**Data for processing:**
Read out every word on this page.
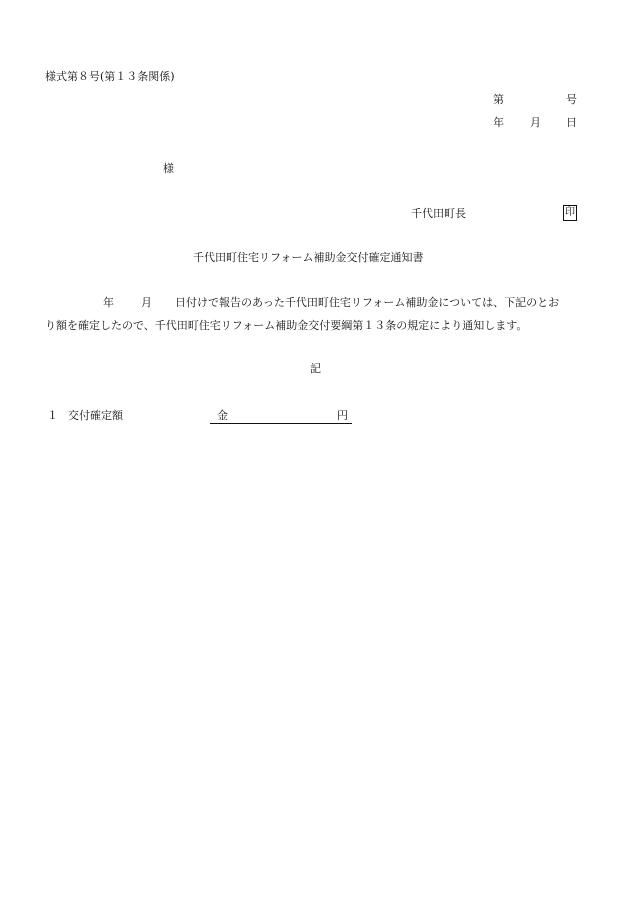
様式第８号(第１３条関係)
第	号
年 月 日
様
千代田町長	印
千代田町住宅リフォーム補助金交付確定通知書
年 月 日付けで報告のあった千代田町住宅リフォーム補助金については、下記のとお
り額を確定したので、千代田町住宅リフォーム補助金交付要綱第１３条の規定により通知します。
記
１ 交付確定額	金	円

**Exercise details:** Write out the whole listing again, exactly, with no pictures.

**Final result:**
Read out every word on this page.
様式第８号(第１３条関係)
第	号
年 月 日
様
千代田町長	印
千代田町住宅リフォーム補助金交付確定通知書
年 月 日付けで報告のあった千代田町住宅リフォーム補助金については、下記のとお
り額を確定したので、千代田町住宅リフォーム補助金交付要綱第１３条の規定により通知します。
記
１ 交付確定額	金	円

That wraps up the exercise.